** Start Records provided **

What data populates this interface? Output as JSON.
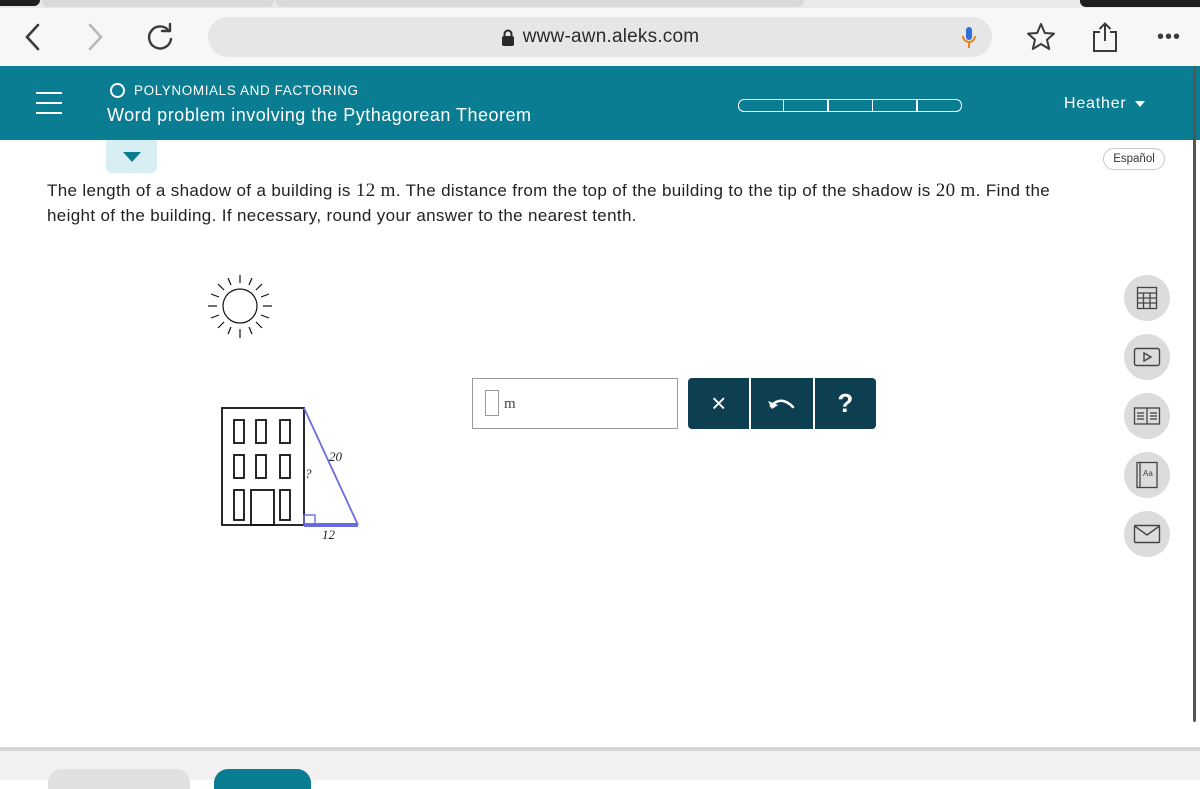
{
  "browser": {
    "url": "www-awn.aleks.com",
    "more_label": "•••"
  },
  "header": {
    "topic": "POLYNOMIALS AND FACTORING",
    "title": "Word problem involving the Pythagorean Theorem",
    "user": "Heather",
    "progress_segments": 5
  },
  "language_button": "Español",
  "problem": {
    "p1": "The length of a shadow of a building is ",
    "shadow": "12 m",
    "p2": ". The distance from the top of the building to the tip of the shadow is ",
    "distance": "20 m",
    "p3": ". Find the height of the building. If necessary, round your answer to the nearest tenth."
  },
  "figure": {
    "hypotenuse_label": "20",
    "height_label": "?",
    "base_label": "12",
    "triangle_color": "#6b6be0"
  },
  "answer": {
    "unit": "m"
  },
  "actions": {
    "clear": "×",
    "help": "?"
  },
  "tools": [
    "calculator-icon",
    "video-icon",
    "ebook-icon",
    "dictionary-icon",
    "message-icon"
  ],
  "colors": {
    "header": "#0b7d92",
    "action_bg": "#0e3f50"
  }
}
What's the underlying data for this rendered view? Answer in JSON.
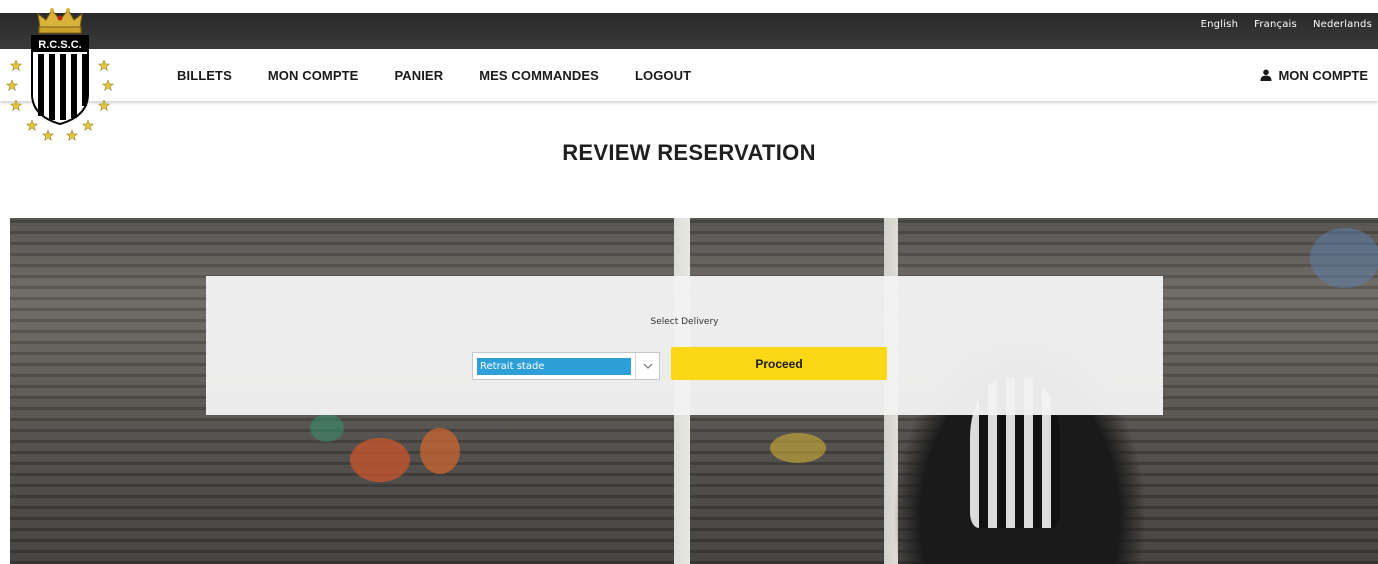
{
  "languages": [
    "English",
    "Français",
    "Nederlands"
  ],
  "logo": {
    "text": "R.C.S.C."
  },
  "nav": {
    "items": [
      "BILLETS",
      "MON COMPTE",
      "PANIER",
      "MES COMMANDES",
      "LOGOUT"
    ],
    "account_label": "MON COMPTE",
    "account_icon": "user-icon"
  },
  "page": {
    "title": "REVIEW RESERVATION"
  },
  "delivery": {
    "label": "Select Delivery",
    "selected": "Retrait stade",
    "proceed_label": "Proceed"
  },
  "colors": {
    "accent": "#fbd716",
    "select_highlight": "#2f9fd8",
    "topbar": "#2f2f2f"
  }
}
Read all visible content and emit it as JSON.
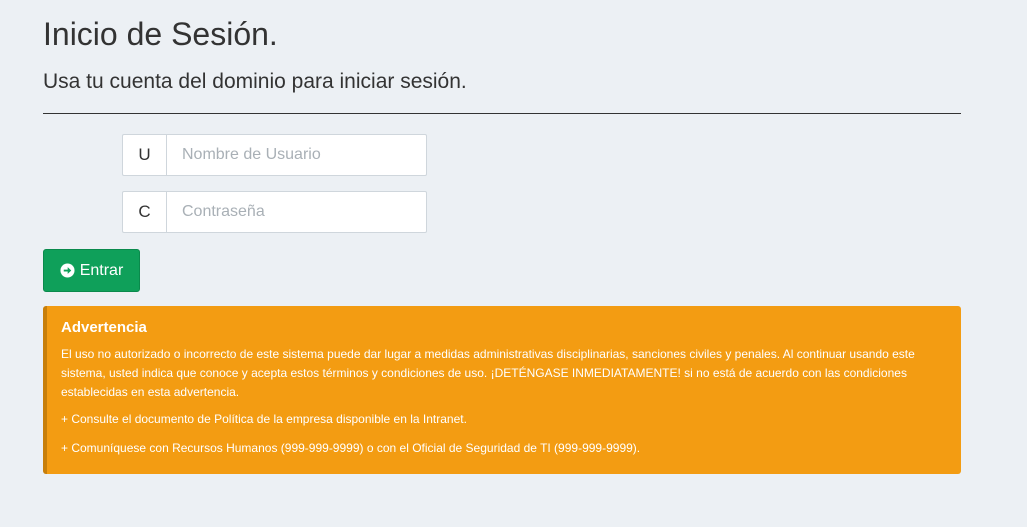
{
  "header": {
    "title": "Inicio de Sesión.",
    "subtitle": "Usa tu cuenta del dominio para iniciar sesión."
  },
  "login_form": {
    "username": {
      "addon": "U",
      "placeholder": "Nombre de Usuario",
      "value": ""
    },
    "password": {
      "addon": "C",
      "placeholder": "Contraseña",
      "value": ""
    },
    "submit": {
      "label": "Entrar",
      "icon": "arrow-circle-right-icon"
    }
  },
  "warning": {
    "title": "Advertencia",
    "body": "El uso no autorizado o incorrecto de este sistema puede dar lugar a medidas administrativas disciplinarias, sanciones civiles y penales. Al continuar usando este sistema, usted indica que conoce y acepta estos términos y condiciones de uso. ¡DETÉNGASE INMEDIATAMENTE! si no está de acuerdo con las condiciones establecidas en esta advertencia.",
    "lines": [
      "+ Consulte el documento de Política de la empresa disponible en la Intranet.",
      "+ Comuníquese con Recursos Humanos (999-999-9999) o con el Oficial de Seguridad de TI (999-999-9999)."
    ]
  },
  "colors": {
    "background": "#ecf0f4",
    "button_green": "#0fa05a",
    "warning_orange": "#f39c12"
  }
}
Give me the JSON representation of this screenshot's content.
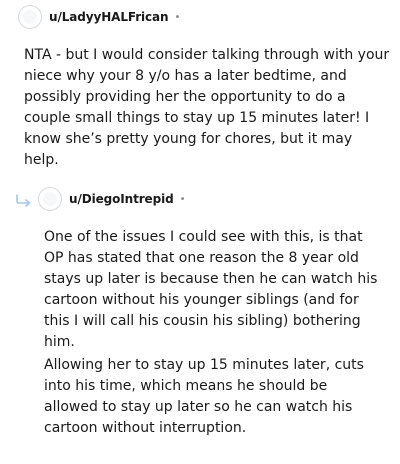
{
  "comment1": {
    "username": "u/LadyyHALFrican",
    "separator": "•",
    "body": "NTA - but I would consider talking through with your niece why your 8 y/o has a later bedtime, and possibly providing her the opportunity to do a couple small things to stay up 15 minutes later! I know she’s pretty young for chores, but it may help."
  },
  "comment2": {
    "username": "u/DiegoIntrepid",
    "separator": "•",
    "paragraphs": [
      "One of the issues I could see with this, is that OP has stated that one reason the 8 year old stays up later is because then he can watch his cartoon without his younger siblings (and for this I will call his cousin his sibling) bothering him.",
      "Allowing her to stay up 15 minutes later, cuts into his time, which means he should be allowed to stay up later so he can watch his cartoon without interruption."
    ]
  },
  "icons": {
    "avatar": "user-avatar-icon",
    "reply": "reply-arrow-icon"
  },
  "colors": {
    "text": "#1a1a1b",
    "meta": "#878a8c",
    "avatar_border": "#d7dadc",
    "reply_arrow": "#a4c8e8"
  }
}
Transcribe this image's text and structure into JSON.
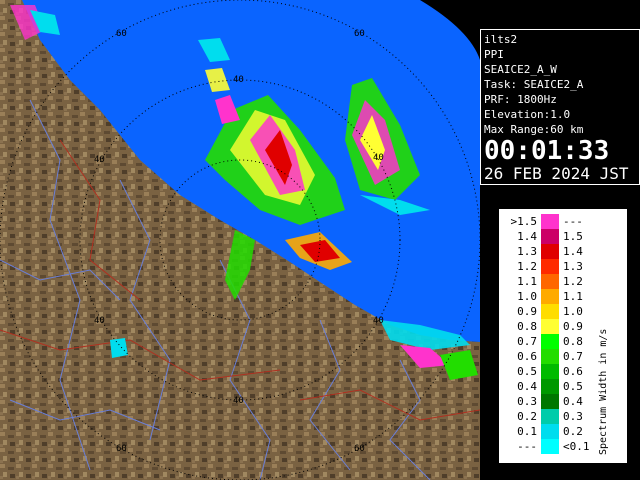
{
  "info_panel": {
    "site": "ilts2",
    "mode": "PPI",
    "scan": "SEAICE2_A_W",
    "task": "Task: SEAICE2_A",
    "prf": "PRF: 1800Hz",
    "elevation": "Elevation:1.0",
    "max_range": "Max Range:60 km",
    "time": "00:01:33",
    "date": "26 FEB 2024 JST"
  },
  "range_labels": [
    "60",
    "40",
    "40",
    "60",
    "40",
    "40",
    "40",
    "60",
    "60",
    "40",
    "40",
    "60"
  ],
  "legend": {
    "title": "Spectrum Width in m/s",
    "rows": [
      {
        "left": ">1.5",
        "right": "---",
        "color": "#ff33cc"
      },
      {
        "left": "1.4",
        "right": "1.5",
        "color": "#cc0066"
      },
      {
        "left": "1.3",
        "right": "1.4",
        "color": "#e00000"
      },
      {
        "left": "1.2",
        "right": "1.3",
        "color": "#ff2a00"
      },
      {
        "left": "1.1",
        "right": "1.2",
        "color": "#ff6600"
      },
      {
        "left": "1.0",
        "right": "1.1",
        "color": "#ffaa00"
      },
      {
        "left": "0.9",
        "right": "1.0",
        "color": "#ffdd00"
      },
      {
        "left": "0.8",
        "right": "0.9",
        "color": "#ffff33"
      },
      {
        "left": "0.7",
        "right": "0.8",
        "color": "#00ff00"
      },
      {
        "left": "0.6",
        "right": "0.7",
        "color": "#22dd00"
      },
      {
        "left": "0.5",
        "right": "0.6",
        "color": "#00bb00"
      },
      {
        "left": "0.4",
        "right": "0.5",
        "color": "#009900"
      },
      {
        "left": "0.3",
        "right": "0.4",
        "color": "#007700"
      },
      {
        "left": "0.2",
        "right": "0.3",
        "color": "#00ccaa"
      },
      {
        "left": "0.1",
        "right": "0.2",
        "color": "#00ddee"
      },
      {
        "left": "---",
        "right": "<0.1",
        "color": "#00ffff"
      }
    ]
  },
  "colors": {
    "sea": "#0a64ff",
    "land": "#7a6242",
    "range_rings": "#000000",
    "background": "#000000"
  }
}
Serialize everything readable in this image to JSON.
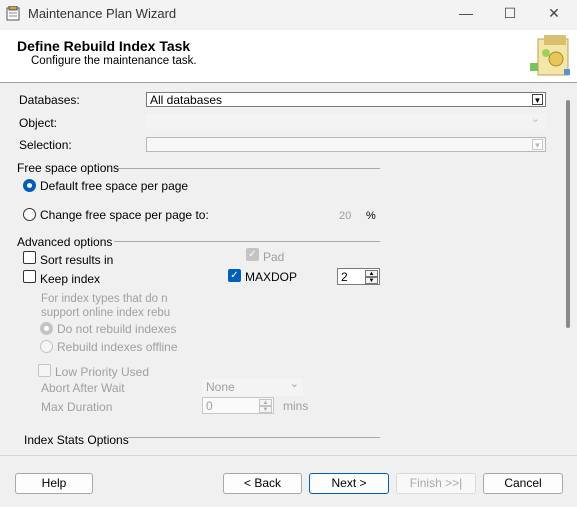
{
  "window": {
    "title": "Maintenance Plan Wizard",
    "minimize": "—",
    "maximize": "☐",
    "close": "✕"
  },
  "header": {
    "title": "Define Rebuild Index Task",
    "subtitle": "Configure the maintenance task."
  },
  "form": {
    "databases_label": "Databases:",
    "databases_value": "All databases",
    "object_label": "Object:",
    "object_value": "",
    "selection_label": "Selection:",
    "selection_value": ""
  },
  "free_space": {
    "group": "Free space options",
    "default_label": "Default free space per page",
    "change_label": "Change free space per page to:",
    "change_value": "20",
    "percent": "%",
    "selected": "default"
  },
  "advanced": {
    "group": "Advanced options",
    "sort_results": "Sort results in",
    "keep_index": "Keep index",
    "pad": "Pad",
    "maxdop": "MAXDOP",
    "maxdop_value": "2",
    "online_text_1": "For index types that do n",
    "online_text_2": "support online index rebu",
    "do_not_rebuild": "Do not rebuild indexes",
    "rebuild_offline": "Rebuild indexes offline",
    "low_priority": "Low Priority Used",
    "abort_after_wait": "Abort After Wait",
    "abort_value": "None",
    "max_duration": "Max Duration",
    "max_duration_value": "0",
    "mins": "mins"
  },
  "index_stats": {
    "group": "Index Stats Options"
  },
  "buttons": {
    "help": "Help",
    "back": "< Back",
    "next": "Next >",
    "finish": "Finish >>|",
    "cancel": "Cancel"
  }
}
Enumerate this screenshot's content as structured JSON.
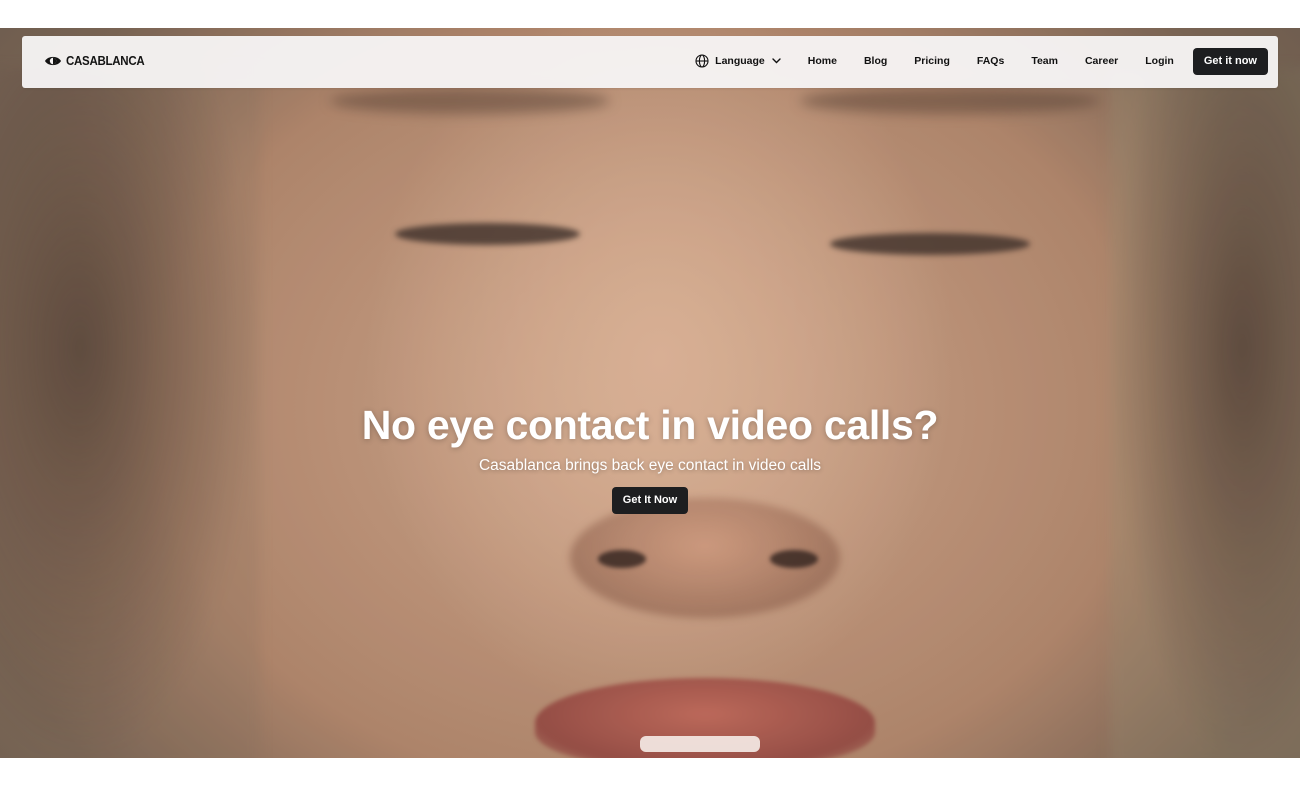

** End Records provided **

_What to do:_ In the entries above, find every line with the word "help" and list it.

_Answer in full:_
    "help": "?"
    "body": "NTA - but I would consider talking through with your niece why your 8 y/o has a later bedtime, and possibly providing her the opportunity to do a couple small things to stay up 15 minutes later! I know she’s pretty young for chores, but it may help."
    "help": "Help",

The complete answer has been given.